→ Exercise details
Set down the full listing exactly, character for character.

→ Records to use
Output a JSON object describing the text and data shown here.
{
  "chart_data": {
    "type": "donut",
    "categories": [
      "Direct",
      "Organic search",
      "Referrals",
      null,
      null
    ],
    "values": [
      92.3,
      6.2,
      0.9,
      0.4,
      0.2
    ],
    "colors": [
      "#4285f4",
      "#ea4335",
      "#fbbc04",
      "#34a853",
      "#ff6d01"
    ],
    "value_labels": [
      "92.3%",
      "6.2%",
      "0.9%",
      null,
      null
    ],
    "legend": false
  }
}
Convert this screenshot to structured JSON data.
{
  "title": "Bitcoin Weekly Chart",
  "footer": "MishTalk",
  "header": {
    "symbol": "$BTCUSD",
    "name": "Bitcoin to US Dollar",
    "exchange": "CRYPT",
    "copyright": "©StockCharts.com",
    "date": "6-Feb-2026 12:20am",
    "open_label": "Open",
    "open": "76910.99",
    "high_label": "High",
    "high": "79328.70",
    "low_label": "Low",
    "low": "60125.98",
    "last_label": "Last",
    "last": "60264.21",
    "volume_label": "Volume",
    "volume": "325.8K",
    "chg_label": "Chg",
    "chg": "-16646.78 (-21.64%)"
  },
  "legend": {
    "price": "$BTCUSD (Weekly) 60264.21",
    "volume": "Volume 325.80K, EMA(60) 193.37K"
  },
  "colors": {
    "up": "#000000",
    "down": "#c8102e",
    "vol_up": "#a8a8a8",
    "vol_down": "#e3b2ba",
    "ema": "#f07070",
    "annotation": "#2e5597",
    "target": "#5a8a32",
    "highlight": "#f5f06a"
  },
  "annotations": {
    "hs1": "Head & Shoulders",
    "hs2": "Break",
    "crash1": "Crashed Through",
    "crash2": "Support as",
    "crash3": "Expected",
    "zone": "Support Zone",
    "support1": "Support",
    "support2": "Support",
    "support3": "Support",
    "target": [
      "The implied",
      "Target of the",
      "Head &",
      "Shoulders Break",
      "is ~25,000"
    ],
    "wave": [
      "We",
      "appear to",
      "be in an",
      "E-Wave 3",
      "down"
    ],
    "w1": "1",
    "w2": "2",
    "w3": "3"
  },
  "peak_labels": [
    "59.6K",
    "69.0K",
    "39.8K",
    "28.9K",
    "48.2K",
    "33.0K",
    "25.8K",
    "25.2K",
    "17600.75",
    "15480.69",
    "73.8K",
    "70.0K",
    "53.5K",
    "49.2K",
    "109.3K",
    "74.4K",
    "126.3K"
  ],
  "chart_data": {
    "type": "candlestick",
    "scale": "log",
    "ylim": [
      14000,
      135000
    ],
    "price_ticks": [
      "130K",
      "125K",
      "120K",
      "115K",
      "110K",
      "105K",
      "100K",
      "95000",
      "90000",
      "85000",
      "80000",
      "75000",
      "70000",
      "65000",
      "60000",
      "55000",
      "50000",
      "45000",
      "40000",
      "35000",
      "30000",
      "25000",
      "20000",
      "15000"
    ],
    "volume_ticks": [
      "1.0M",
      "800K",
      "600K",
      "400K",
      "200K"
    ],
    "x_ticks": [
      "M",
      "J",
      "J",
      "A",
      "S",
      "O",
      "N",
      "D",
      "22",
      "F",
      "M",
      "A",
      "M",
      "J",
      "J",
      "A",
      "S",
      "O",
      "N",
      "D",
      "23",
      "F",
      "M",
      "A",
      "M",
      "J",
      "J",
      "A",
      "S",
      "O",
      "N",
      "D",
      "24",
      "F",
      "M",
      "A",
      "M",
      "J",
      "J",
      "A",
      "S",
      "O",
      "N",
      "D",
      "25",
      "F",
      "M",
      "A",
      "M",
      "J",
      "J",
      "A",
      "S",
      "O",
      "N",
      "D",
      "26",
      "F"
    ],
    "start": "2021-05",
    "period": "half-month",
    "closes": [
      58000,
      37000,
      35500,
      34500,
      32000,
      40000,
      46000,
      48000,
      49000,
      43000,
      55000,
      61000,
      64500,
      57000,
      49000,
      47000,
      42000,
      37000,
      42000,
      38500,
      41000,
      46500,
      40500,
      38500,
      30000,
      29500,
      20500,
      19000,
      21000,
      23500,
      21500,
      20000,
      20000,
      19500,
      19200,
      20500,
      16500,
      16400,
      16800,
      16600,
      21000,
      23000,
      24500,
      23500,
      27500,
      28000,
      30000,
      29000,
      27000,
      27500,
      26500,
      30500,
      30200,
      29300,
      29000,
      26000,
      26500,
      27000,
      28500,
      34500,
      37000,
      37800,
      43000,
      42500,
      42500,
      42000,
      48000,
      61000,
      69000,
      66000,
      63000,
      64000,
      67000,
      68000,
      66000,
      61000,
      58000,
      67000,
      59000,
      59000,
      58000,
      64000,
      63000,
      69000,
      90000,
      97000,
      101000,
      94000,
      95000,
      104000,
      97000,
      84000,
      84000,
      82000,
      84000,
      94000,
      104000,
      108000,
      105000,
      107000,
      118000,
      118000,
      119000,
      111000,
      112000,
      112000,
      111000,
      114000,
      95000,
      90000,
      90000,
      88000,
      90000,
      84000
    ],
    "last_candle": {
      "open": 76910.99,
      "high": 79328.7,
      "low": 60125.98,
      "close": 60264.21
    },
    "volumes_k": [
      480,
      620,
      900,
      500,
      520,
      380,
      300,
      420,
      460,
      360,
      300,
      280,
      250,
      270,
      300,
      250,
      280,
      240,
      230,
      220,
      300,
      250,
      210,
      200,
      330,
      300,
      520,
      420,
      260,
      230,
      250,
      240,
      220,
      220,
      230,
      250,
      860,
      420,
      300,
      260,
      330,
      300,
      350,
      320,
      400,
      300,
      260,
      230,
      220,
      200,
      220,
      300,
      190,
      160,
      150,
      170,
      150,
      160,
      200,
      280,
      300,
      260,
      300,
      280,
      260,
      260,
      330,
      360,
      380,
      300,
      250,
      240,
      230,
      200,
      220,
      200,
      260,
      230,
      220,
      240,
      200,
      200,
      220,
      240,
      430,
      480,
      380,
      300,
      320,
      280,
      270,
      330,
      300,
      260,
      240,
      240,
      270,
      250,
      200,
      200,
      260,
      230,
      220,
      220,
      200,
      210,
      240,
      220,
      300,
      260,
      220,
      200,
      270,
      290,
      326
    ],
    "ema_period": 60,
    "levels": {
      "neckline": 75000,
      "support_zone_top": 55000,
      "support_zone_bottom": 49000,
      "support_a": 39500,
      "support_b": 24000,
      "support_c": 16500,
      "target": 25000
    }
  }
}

→ Task solution
Output a JSON object describing the text and data shown here.
{
  "chart_data": {
    "type": "donut",
    "categories": [
      "Direct",
      "Organic search",
      "Referrals",
      null,
      null
    ],
    "values": [
      92.3,
      6.2,
      0.9,
      0.4,
      0.2
    ],
    "colors": [
      "#4285f4",
      "#ea4335",
      "#fbbc04",
      "#34a853",
      "#ff6d01"
    ],
    "value_labels": [
      "92.3%",
      "6.2%",
      "0.9%",
      null,
      null
    ],
    "legend": false
  }
}
Convert this screenshot to structured JSON data.
{
  "title": "Bitcoin Weekly Chart",
  "footer": "MishTalk",
  "header": {
    "symbol": "$BTCUSD",
    "name": "Bitcoin to US Dollar",
    "exchange": "CRYPT",
    "copyright": "©StockCharts.com",
    "date": "6-Feb-2026 12:20am",
    "open_label": "Open",
    "open": "76910.99",
    "high_label": "High",
    "high": "79328.70",
    "low_label": "Low",
    "low": "60125.98",
    "last_label": "Last",
    "last": "60264.21",
    "volume_label": "Volume",
    "volume": "325.8K",
    "chg_label": "Chg",
    "chg": "-16646.78 (-21.64%)"
  },
  "legend": {
    "price": "$BTCUSD (Weekly) 60264.21",
    "volume": "Volume 325.80K, EMA(60) 193.37K"
  },
  "colors": {
    "up": "#000000",
    "down": "#c8102e",
    "vol_up": "#a8a8a8",
    "vol_down": "#e3b2ba",
    "ema": "#f07070",
    "annotation": "#2e5597",
    "target": "#5a8a32",
    "highlight": "#f5f06a"
  },
  "annotations": {
    "hs1": "Head & Shoulders",
    "hs2": "Break",
    "crash1": "Crashed Through",
    "crash2": "Support as",
    "crash3": "Expected",
    "zone": "Support Zone",
    "support1": "Support",
    "support2": "Support",
    "support3": "Support",
    "target": [
      "The implied",
      "Target of the",
      "Head &",
      "Shoulders Break",
      "is ~25,000"
    ],
    "wave": [
      "We",
      "appear to",
      "be in an",
      "E-Wave 3",
      "down"
    ],
    "w1": "1",
    "w2": "2",
    "w3": "3"
  },
  "peak_labels": [
    "59.6K",
    "69.0K",
    "39.8K",
    "28.9K",
    "48.2K",
    "33.0K",
    "25.8K",
    "25.2K",
    "17600.75",
    "15480.69",
    "73.8K",
    "70.0K",
    "53.5K",
    "49.2K",
    "109.3K",
    "74.4K",
    "126.3K"
  ],
  "chart_data": {
    "type": "candlestick",
    "scale": "log",
    "ylim": [
      14000,
      135000
    ],
    "price_ticks": [
      "130K",
      "125K",
      "120K",
      "115K",
      "110K",
      "105K",
      "100K",
      "95000",
      "90000",
      "85000",
      "80000",
      "75000",
      "70000",
      "65000",
      "60000",
      "55000",
      "50000",
      "45000",
      "40000",
      "35000",
      "30000",
      "25000",
      "20000",
      "15000"
    ],
    "volume_ticks": [
      "1.0M",
      "800K",
      "600K",
      "400K",
      "200K"
    ],
    "x_ticks": [
      "M",
      "J",
      "J",
      "A",
      "S",
      "O",
      "N",
      "D",
      "22",
      "F",
      "M",
      "A",
      "M",
      "J",
      "J",
      "A",
      "S",
      "O",
      "N",
      "D",
      "23",
      "F",
      "M",
      "A",
      "M",
      "J",
      "J",
      "A",
      "S",
      "O",
      "N",
      "D",
      "24",
      "F",
      "M",
      "A",
      "M",
      "J",
      "J",
      "A",
      "S",
      "O",
      "N",
      "D",
      "25",
      "F",
      "M",
      "A",
      "M",
      "J",
      "J",
      "A",
      "S",
      "O",
      "N",
      "D",
      "26",
      "F"
    ],
    "start": "2021-05",
    "period": "half-month",
    "closes": [
      58000,
      37000,
      35500,
      34500,
      32000,
      40000,
      46000,
      48000,
      49000,
      43000,
      55000,
      61000,
      64500,
      57000,
      49000,
      47000,
      42000,
      37000,
      42000,
      38500,
      41000,
      46500,
      40500,
      38500,
      30000,
      29500,
      20500,
      19000,
      21000,
      23500,
      21500,
      20000,
      20000,
      19500,
      19200,
      20500,
      16500,
      16400,
      16800,
      16600,
      21000,
      23000,
      24500,
      23500,
      27500,
      28000,
      30000,
      29000,
      27000,
      27500,
      26500,
      30500,
      30200,
      29300,
      29000,
      26000,
      26500,
      27000,
      28500,
      34500,
      37000,
      37800,
      43000,
      42500,
      42500,
      42000,
      48000,
      61000,
      69000,
      66000,
      63000,
      64000,
      67000,
      68000,
      66000,
      61000,
      58000,
      67000,
      59000,
      59000,
      58000,
      64000,
      63000,
      69000,
      90000,
      97000,
      101000,
      94000,
      95000,
      104000,
      97000,
      84000,
      84000,
      82000,
      84000,
      94000,
      104000,
      108000,
      105000,
      107000,
      118000,
      118000,
      119000,
      111000,
      112000,
      112000,
      111000,
      114000,
      95000,
      90000,
      90000,
      88000,
      90000,
      84000
    ],
    "last_candle": {
      "open": 76910.99,
      "high": 79328.7,
      "low": 60125.98,
      "close": 60264.21
    },
    "volumes_k": [
      480,
      620,
      900,
      500,
      520,
      380,
      300,
      420,
      460,
      360,
      300,
      280,
      250,
      270,
      300,
      250,
      280,
      240,
      230,
      220,
      300,
      250,
      210,
      200,
      330,
      300,
      520,
      420,
      260,
      230,
      250,
      240,
      220,
      220,
      230,
      250,
      860,
      420,
      300,
      260,
      330,
      300,
      350,
      320,
      400,
      300,
      260,
      230,
      220,
      200,
      220,
      300,
      190,
      160,
      150,
      170,
      150,
      160,
      200,
      280,
      300,
      260,
      300,
      280,
      260,
      260,
      330,
      360,
      380,
      300,
      250,
      240,
      230,
      200,
      220,
      200,
      260,
      230,
      220,
      240,
      200,
      200,
      220,
      240,
      430,
      480,
      380,
      300,
      320,
      280,
      270,
      330,
      300,
      260,
      240,
      240,
      270,
      250,
      200,
      200,
      260,
      230,
      220,
      220,
      200,
      210,
      240,
      220,
      300,
      260,
      220,
      200,
      270,
      290,
      326
    ],
    "ema_period": 60,
    "levels": {
      "neckline": 75000,
      "support_zone_top": 55000,
      "support_zone_bottom": 49000,
      "support_a": 39500,
      "support_b": 24000,
      "support_c": 16500,
      "target": 25000
    }
  }
}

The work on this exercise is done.